─── Supplied material

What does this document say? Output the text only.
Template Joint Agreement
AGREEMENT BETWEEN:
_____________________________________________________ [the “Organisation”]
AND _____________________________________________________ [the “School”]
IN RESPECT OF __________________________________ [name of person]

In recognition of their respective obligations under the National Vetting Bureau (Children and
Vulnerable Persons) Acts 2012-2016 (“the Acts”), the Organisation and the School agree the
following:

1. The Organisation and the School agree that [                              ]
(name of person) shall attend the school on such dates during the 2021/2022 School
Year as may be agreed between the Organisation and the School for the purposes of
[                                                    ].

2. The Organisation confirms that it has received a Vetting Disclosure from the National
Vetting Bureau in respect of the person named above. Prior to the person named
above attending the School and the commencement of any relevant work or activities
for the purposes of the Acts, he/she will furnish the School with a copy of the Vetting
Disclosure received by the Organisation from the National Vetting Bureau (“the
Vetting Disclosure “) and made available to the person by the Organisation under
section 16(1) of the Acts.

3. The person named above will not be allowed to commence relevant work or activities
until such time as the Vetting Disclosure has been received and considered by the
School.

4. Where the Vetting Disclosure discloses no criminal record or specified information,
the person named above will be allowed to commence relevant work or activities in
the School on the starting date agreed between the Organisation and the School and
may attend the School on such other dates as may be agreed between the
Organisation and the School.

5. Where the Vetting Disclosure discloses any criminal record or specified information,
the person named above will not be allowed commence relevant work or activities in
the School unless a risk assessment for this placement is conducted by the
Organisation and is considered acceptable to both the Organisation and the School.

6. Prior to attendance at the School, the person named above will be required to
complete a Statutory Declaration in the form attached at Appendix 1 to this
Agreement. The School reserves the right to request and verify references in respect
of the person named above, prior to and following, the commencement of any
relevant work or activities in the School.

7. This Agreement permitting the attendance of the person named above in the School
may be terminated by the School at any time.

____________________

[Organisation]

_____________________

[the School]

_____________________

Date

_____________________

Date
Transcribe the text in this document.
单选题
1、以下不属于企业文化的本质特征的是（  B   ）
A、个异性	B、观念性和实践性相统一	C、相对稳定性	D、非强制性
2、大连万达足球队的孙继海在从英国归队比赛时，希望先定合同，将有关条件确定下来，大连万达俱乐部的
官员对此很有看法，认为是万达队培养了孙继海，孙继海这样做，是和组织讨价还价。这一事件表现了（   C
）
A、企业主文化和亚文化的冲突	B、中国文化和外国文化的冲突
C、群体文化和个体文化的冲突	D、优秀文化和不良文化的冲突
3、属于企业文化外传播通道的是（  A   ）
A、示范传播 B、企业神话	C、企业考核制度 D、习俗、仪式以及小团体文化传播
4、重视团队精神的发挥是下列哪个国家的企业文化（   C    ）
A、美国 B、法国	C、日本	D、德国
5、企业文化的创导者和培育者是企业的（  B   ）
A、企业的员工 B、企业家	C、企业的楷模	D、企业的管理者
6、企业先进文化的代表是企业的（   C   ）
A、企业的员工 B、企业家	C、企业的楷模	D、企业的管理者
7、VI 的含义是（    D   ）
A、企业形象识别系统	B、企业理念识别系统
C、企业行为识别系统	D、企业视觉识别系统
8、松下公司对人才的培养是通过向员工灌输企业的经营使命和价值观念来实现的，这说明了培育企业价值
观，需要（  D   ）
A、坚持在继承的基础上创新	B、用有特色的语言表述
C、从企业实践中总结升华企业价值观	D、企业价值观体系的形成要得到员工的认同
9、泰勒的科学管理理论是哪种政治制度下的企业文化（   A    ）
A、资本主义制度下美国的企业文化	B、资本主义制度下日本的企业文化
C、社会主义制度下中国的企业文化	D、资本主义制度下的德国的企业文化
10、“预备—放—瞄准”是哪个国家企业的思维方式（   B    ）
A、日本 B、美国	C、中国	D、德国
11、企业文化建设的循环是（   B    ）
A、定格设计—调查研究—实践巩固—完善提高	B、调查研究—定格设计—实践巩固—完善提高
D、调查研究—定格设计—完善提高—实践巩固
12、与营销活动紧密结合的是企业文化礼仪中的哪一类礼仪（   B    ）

──────

### Prompt
The data above must be returned in full, exactly as written.

### Result below
What does this document say? Output the text only.
Template Joint Agreement
AGREEMENT BETWEEN:
_____________________________________________________ [the “Organisation”]
AND _____________________________________________________ [the “School”]
IN RESPECT OF __________________________________ [name of person]

In recognition of their respective obligations under the National Vetting Bureau (Children and
Vulnerable Persons) Acts 2012-2016 (“the Acts”), the Organisation and the School agree the
following:

1. The Organisation and the School agree that [                              ]
(name of person) shall attend the school on such dates during the 2021/2022 School
Year as may be agreed between the Organisation and the School for the purposes of
[                                                    ].

2. The Organisation confirms that it has received a Vetting Disclosure from the National
Vetting Bureau in respect of the person named above. Prior to the person named
above attending the School and the commencement of any relevant work or activities
for the purposes of the Acts, he/she will furnish the School with a copy of the Vetting
Disclosure received by the Organisation from the National Vetting Bureau (“the
Vetting Disclosure “) and made available to the person by the Organisation under
section 16(1) of the Acts.

3. The person named above will not be allowed to commence relevant work or activities
until such time as the Vetting Disclosure has been received and considered by the
School.

4. Where the Vetting Disclosure discloses no criminal record or specified information,
the person named above will be allowed to commence relevant work or activities in
the School on the starting date agreed between the Organisation and the School and
may attend the School on such other dates as may be agreed between the
Organisation and the School.

5. Where the Vetting Disclosure discloses any criminal record or specified information,
the person named above will not be allowed commence relevant work or activities in
the School unless a risk assessment for this placement is conducted by the
Organisation and is considered acceptable to both the Organisation and the School.

6. Prior to attendance at the School, the person named above will be required to
complete a Statutory Declaration in the form attached at Appendix 1 to this
Agreement. The School reserves the right to request and verify references in respect
of the person named above, prior to and following, the commencement of any
relevant work or activities in the School.

7. This Agreement permitting the attendance of the person named above in the School
may be terminated by the School at any time.

____________________

[Organisation]

_____________________

[the School]

_____________________

Date

_____________________

Date
Transcribe the text in this document.
单选题
1、以下不属于企业文化的本质特征的是（  B   ）
A、个异性	B、观念性和实践性相统一	C、相对稳定性	D、非强制性
2、大连万达足球队的孙继海在从英国归队比赛时，希望先定合同，将有关条件确定下来，大连万达俱乐部的
官员对此很有看法，认为是万达队培养了孙继海，孙继海这样做，是和组织讨价还价。这一事件表现了（   C
）
A、企业主文化和亚文化的冲突	B、中国文化和外国文化的冲突
C、群体文化和个体文化的冲突	D、优秀文化和不良文化的冲突
3、属于企业文化外传播通道的是（  A   ）
A、示范传播 B、企业神话	C、企业考核制度 D、习俗、仪式以及小团体文化传播
4、重视团队精神的发挥是下列哪个国家的企业文化（   C    ）
A、美国 B、法国	C、日本	D、德国
5、企业文化的创导者和培育者是企业的（  B   ）
A、企业的员工 B、企业家	C、企业的楷模	D、企业的管理者
6、企业先进文化的代表是企业的（   C   ）
A、企业的员工 B、企业家	C、企业的楷模	D、企业的管理者
7、VI 的含义是（    D   ）
A、企业形象识别系统	B、企业理念识别系统
C、企业行为识别系统	D、企业视觉识别系统
8、松下公司对人才的培养是通过向员工灌输企业的经营使命和价值观念来实现的，这说明了培育企业价值
观，需要（  D   ）
A、坚持在继承的基础上创新	B、用有特色的语言表述
C、从企业实践中总结升华企业价值观	D、企业价值观体系的形成要得到员工的认同
9、泰勒的科学管理理论是哪种政治制度下的企业文化（   A    ）
A、资本主义制度下美国的企业文化	B、资本主义制度下日本的企业文化
C、社会主义制度下中国的企业文化	D、资本主义制度下的德国的企业文化
10、“预备—放—瞄准”是哪个国家企业的思维方式（   B    ）
A、日本 B、美国	C、中国	D、德国
11、企业文化建设的循环是（   B    ）
A、定格设计—调查研究—实践巩固—完善提高	B、调查研究—定格设计—实践巩固—完善提高
D、调查研究—定格设计—完善提高—实践巩固
12、与营销活动紧密结合的是企业文化礼仪中的哪一类礼仪（   B    ）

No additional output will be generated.